RECORD LIST -
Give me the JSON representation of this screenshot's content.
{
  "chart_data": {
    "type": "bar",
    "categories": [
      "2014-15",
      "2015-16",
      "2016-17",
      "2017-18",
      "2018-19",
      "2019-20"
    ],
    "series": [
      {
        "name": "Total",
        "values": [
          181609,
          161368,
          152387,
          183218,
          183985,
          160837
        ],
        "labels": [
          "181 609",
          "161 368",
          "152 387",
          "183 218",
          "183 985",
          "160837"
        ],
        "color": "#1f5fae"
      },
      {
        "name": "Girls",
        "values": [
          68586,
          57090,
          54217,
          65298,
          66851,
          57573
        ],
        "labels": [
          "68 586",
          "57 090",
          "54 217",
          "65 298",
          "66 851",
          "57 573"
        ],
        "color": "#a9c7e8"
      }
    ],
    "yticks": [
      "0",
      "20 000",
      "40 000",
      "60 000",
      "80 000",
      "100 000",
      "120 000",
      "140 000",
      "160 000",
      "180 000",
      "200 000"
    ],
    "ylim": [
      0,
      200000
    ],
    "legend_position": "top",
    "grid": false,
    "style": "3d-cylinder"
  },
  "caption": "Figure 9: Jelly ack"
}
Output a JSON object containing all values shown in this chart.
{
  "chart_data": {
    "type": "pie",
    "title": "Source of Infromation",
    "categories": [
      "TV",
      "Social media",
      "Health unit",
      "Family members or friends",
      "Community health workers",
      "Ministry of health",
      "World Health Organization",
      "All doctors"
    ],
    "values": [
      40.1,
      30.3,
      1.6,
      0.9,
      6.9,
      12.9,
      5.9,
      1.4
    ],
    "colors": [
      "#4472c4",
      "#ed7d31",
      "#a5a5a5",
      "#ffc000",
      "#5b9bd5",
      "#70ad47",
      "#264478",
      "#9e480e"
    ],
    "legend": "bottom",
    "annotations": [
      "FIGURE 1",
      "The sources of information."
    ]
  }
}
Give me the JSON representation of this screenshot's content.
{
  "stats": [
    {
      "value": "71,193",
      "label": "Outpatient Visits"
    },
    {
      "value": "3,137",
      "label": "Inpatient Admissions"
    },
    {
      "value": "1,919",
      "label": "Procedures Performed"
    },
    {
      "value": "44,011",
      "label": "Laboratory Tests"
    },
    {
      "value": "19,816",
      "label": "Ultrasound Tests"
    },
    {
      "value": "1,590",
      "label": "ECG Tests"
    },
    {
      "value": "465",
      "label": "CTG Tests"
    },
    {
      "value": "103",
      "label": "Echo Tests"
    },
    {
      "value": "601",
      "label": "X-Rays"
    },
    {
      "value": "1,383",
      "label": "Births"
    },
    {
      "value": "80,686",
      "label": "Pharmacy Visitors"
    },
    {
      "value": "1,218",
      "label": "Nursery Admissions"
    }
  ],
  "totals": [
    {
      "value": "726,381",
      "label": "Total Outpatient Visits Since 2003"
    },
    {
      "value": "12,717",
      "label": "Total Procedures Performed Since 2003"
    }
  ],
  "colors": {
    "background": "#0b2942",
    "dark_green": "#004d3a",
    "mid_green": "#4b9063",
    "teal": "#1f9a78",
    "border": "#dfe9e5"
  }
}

PROMPT - Locate the word "Outpatient" in the data above. Copy every line carrying it.

FINAL RESULT -
      "label": "Outpatient Visits"
      "label": "Total Outpatient Visits Since 2003"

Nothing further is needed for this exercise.